**Task instructions:** Return the whole listing, line for line, without the pictures in it.

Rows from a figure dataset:
** BEGIN **

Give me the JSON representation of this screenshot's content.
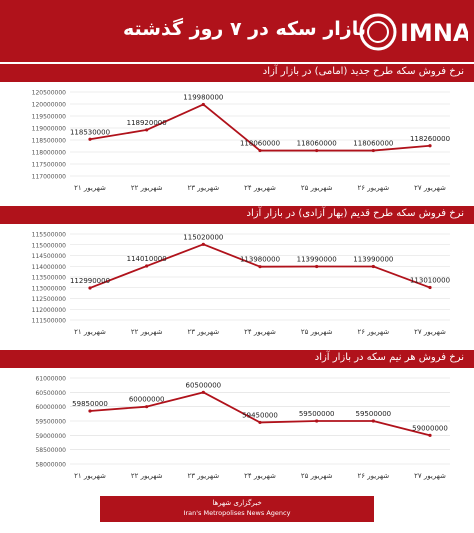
{
  "header": {
    "title": "بازار سکه در ۷ روز گذشته",
    "logo_text": "IMNA",
    "brand_color": "#b0121b"
  },
  "footer": {
    "line1": "خبرگزاری شهرها",
    "line2": "Iran's Metropolises News Agency"
  },
  "chart_data": [
    {
      "type": "line",
      "title": "نرخ فروش سکه طرح جدید (امامی) در بازار آزاد",
      "categories": [
        "۲۱ شهریور",
        "۲۲ شهریور",
        "۲۳ شهریور",
        "۲۴ شهریور",
        "۲۵ شهریور",
        "۲۶ شهریور",
        "۲۷ شهریور"
      ],
      "values": [
        118530000,
        118920000,
        119980000,
        118060000,
        118060000,
        118060000,
        118260000
      ],
      "ylim": [
        117000000,
        120500000
      ],
      "yticks": [
        117000000,
        117500000,
        118000000,
        118500000,
        119000000,
        119500000,
        120000000,
        120500000
      ],
      "ytick_labels": [
        "117000000",
        "117500000",
        "118000000",
        "118500000",
        "119000000",
        "119500000",
        "120000000",
        "120500000"
      ],
      "data_labels": [
        "118530000",
        "118920000",
        "119980000",
        "118060000",
        "118060000",
        "118060000",
        "118260000"
      ],
      "color": "#b0121b",
      "grid": true
    },
    {
      "type": "line",
      "title": "نرخ فروش سکه طرح قدیم (بهار آزادی) در بازار آزاد",
      "categories": [
        "۲۱ شهریور",
        "۲۲ شهریور",
        "۲۳ شهریور",
        "۲۴ شهریور",
        "۲۵ شهریور",
        "۲۶ شهریور",
        "۲۷ شهریور"
      ],
      "values": [
        112990000,
        114010000,
        115020000,
        113980000,
        113990000,
        113990000,
        113010000
      ],
      "ylim": [
        111500000,
        115500000
      ],
      "yticks": [
        111500000,
        112000000,
        112500000,
        113000000,
        113500000,
        114000000,
        114500000,
        115000000,
        115500000
      ],
      "ytick_labels": [
        "111500000",
        "112000000",
        "112500000",
        "113000000",
        "113500000",
        "114000000",
        "114500000",
        "115000000",
        "115500000"
      ],
      "data_labels": [
        "112990000",
        "114010000",
        "115020000",
        "113980000",
        "113990000",
        "113990000",
        "113010000"
      ],
      "color": "#b0121b",
      "grid": true
    },
    {
      "type": "line",
      "title": "نرخ فروش هر نیم سکه در بازار آزاد",
      "categories": [
        "۲۱ شهریور",
        "۲۲ شهریور",
        "۲۳ شهریور",
        "۲۴ شهریور",
        "۲۵ شهریور",
        "۲۶ شهریور",
        "۲۷ شهریور"
      ],
      "values": [
        59850000,
        60000000,
        60500000,
        59450000,
        59500000,
        59500000,
        59000000
      ],
      "ylim": [
        58000000,
        61000000
      ],
      "yticks": [
        58000000,
        58500000,
        59000000,
        59500000,
        60000000,
        60500000,
        61000000
      ],
      "ytick_labels": [
        "58000000",
        "58500000",
        "59000000",
        "59500000",
        "60000000",
        "60500000",
        "61000000"
      ],
      "data_labels": [
        "59850000",
        "60000000",
        "60500000",
        "59450000",
        "59500000",
        "59500000",
        "59000000"
      ],
      "color": "#b0121b",
      "grid": true
    }
  ]
}
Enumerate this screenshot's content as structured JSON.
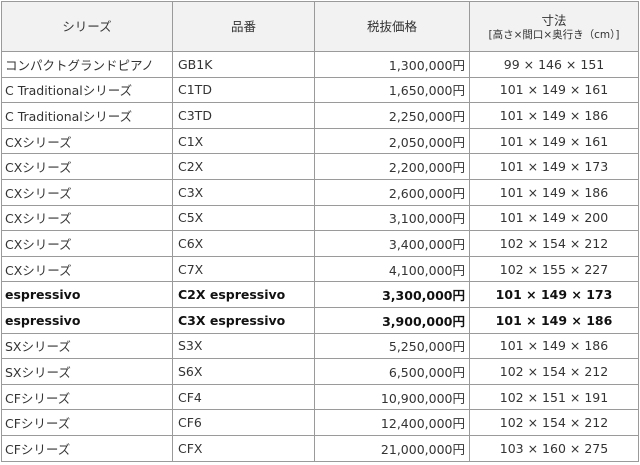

** END **

**Output below:**
Give me the JSON representation of this screenshot's content.
{
  "header": {
    "title": "بازار سکه در ۷ روز گذشته",
    "logo_text": "IMNA",
    "brand_color": "#b0121b"
  },
  "footer": {
    "line1": "خبرگزاری شهرها",
    "line2": "Iran's Metropolises News Agency"
  },
  "chart_data": [
    {
      "type": "line",
      "title": "نرخ فروش سکه طرح جدید (امامی) در بازار آزاد",
      "categories": [
        "۲۱ شهریور",
        "۲۲ شهریور",
        "۲۳ شهریور",
        "۲۴ شهریور",
        "۲۵ شهریور",
        "۲۶ شهریور",
        "۲۷ شهریور"
      ],
      "values": [
        118530000,
        118920000,
        119980000,
        118060000,
        118060000,
        118060000,
        118260000
      ],
      "ylim": [
        117000000,
        120500000
      ],
      "yticks": [
        117000000,
        117500000,
        118000000,
        118500000,
        119000000,
        119500000,
        120000000,
        120500000
      ],
      "ytick_labels": [
        "117000000",
        "117500000",
        "118000000",
        "118500000",
        "119000000",
        "119500000",
        "120000000",
        "120500000"
      ],
      "data_labels": [
        "118530000",
        "118920000",
        "119980000",
        "118060000",
        "118060000",
        "118060000",
        "118260000"
      ],
      "color": "#b0121b",
      "grid": true
    },
    {
      "type": "line",
      "title": "نرخ فروش سکه طرح قدیم (بهار آزادی) در بازار آزاد",
      "categories": [
        "۲۱ شهریور",
        "۲۲ شهریور",
        "۲۳ شهریور",
        "۲۴ شهریور",
        "۲۵ شهریور",
        "۲۶ شهریور",
        "۲۷ شهریور"
      ],
      "values": [
        112990000,
        114010000,
        115020000,
        113980000,
        113990000,
        113990000,
        113010000
      ],
      "ylim": [
        111500000,
        115500000
      ],
      "yticks": [
        111500000,
        112000000,
        112500000,
        113000000,
        113500000,
        114000000,
        114500000,
        115000000,
        115500000
      ],
      "ytick_labels": [
        "111500000",
        "112000000",
        "112500000",
        "113000000",
        "113500000",
        "114000000",
        "114500000",
        "115000000",
        "115500000"
      ],
      "data_labels": [
        "112990000",
        "114010000",
        "115020000",
        "113980000",
        "113990000",
        "113990000",
        "113010000"
      ],
      "color": "#b0121b",
      "grid": true
    },
    {
      "type": "line",
      "title": "نرخ فروش هر نیم سکه در بازار آزاد",
      "categories": [
        "۲۱ شهریور",
        "۲۲ شهریور",
        "۲۳ شهریور",
        "۲۴ شهریور",
        "۲۵ شهریور",
        "۲۶ شهریور",
        "۲۷ شهریور"
      ],
      "values": [
        59850000,
        60000000,
        60500000,
        59450000,
        59500000,
        59500000,
        59000000
      ],
      "ylim": [
        58000000,
        61000000
      ],
      "yticks": [
        58000000,
        58500000,
        59000000,
        59500000,
        60000000,
        60500000,
        61000000
      ],
      "ytick_labels": [
        "58000000",
        "58500000",
        "59000000",
        "59500000",
        "60000000",
        "60500000",
        "61000000"
      ],
      "data_labels": [
        "59850000",
        "60000000",
        "60500000",
        "59450000",
        "59500000",
        "59500000",
        "59000000"
      ],
      "color": "#b0121b",
      "grid": true
    }
  ]
}
Enumerate this screenshot's content as structured JSON.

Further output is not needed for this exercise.